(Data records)
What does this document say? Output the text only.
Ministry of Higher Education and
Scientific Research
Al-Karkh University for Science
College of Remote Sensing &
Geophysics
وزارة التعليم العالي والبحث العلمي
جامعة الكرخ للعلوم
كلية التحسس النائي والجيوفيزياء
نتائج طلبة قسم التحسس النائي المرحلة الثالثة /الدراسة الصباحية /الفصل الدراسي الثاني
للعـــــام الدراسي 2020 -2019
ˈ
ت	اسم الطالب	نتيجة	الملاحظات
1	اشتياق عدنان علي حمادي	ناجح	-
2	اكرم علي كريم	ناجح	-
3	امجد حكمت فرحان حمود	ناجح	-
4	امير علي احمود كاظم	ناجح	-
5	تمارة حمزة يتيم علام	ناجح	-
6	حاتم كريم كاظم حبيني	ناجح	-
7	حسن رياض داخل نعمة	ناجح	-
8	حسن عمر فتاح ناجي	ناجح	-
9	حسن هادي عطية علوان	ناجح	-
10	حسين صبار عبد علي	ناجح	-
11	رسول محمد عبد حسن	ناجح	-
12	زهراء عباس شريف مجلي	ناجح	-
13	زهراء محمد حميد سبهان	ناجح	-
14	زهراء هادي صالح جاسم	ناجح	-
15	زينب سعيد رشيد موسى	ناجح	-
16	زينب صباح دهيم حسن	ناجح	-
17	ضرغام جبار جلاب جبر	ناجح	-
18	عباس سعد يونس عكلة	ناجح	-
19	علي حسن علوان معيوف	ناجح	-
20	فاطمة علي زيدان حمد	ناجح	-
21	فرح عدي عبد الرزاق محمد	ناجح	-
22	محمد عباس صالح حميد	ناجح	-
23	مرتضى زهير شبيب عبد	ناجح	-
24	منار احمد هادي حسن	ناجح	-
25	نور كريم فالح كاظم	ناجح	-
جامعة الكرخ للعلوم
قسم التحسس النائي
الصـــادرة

- _Task details_
Set down all of the records shown above once more, exactly.

- _Result_
What does this document say? Output the text only.
Ministry of Higher Education and
Scientific Research
Al-Karkh University for Science
College of Remote Sensing &
Geophysics
وزارة التعليم العالي والبحث العلمي
جامعة الكرخ للعلوم
كلية التحسس النائي والجيوفيزياء
نتائج طلبة قسم التحسس النائي المرحلة الثالثة /الدراسة الصباحية /الفصل الدراسي الثاني
للعـــــام الدراسي 2020 -2019
ˈ
ت	اسم الطالب	نتيجة	الملاحظات
1	اشتياق عدنان علي حمادي	ناجح	-
2	اكرم علي كريم	ناجح	-
3	امجد حكمت فرحان حمود	ناجح	-
4	امير علي احمود كاظم	ناجح	-
5	تمارة حمزة يتيم علام	ناجح	-
6	حاتم كريم كاظم حبيني	ناجح	-
7	حسن رياض داخل نعمة	ناجح	-
8	حسن عمر فتاح ناجي	ناجح	-
9	حسن هادي عطية علوان	ناجح	-
10	حسين صبار عبد علي	ناجح	-
11	رسول محمد عبد حسن	ناجح	-
12	زهراء عباس شريف مجلي	ناجح	-
13	زهراء محمد حميد سبهان	ناجح	-
14	زهراء هادي صالح جاسم	ناجح	-
15	زينب سعيد رشيد موسى	ناجح	-
16	زينب صباح دهيم حسن	ناجح	-
17	ضرغام جبار جلاب جبر	ناجح	-
18	عباس سعد يونس عكلة	ناجح	-
19	علي حسن علوان معيوف	ناجح	-
20	فاطمة علي زيدان حمد	ناجح	-
21	فرح عدي عبد الرزاق محمد	ناجح	-
22	محمد عباس صالح حميد	ناجح	-
23	مرتضى زهير شبيب عبد	ناجح	-
24	منار احمد هادي حسن	ناجح	-
25	نور كريم فالح كاظم	ناجح	-
جامعة الكرخ للعلوم
قسم التحسس النائي
الصـــادرة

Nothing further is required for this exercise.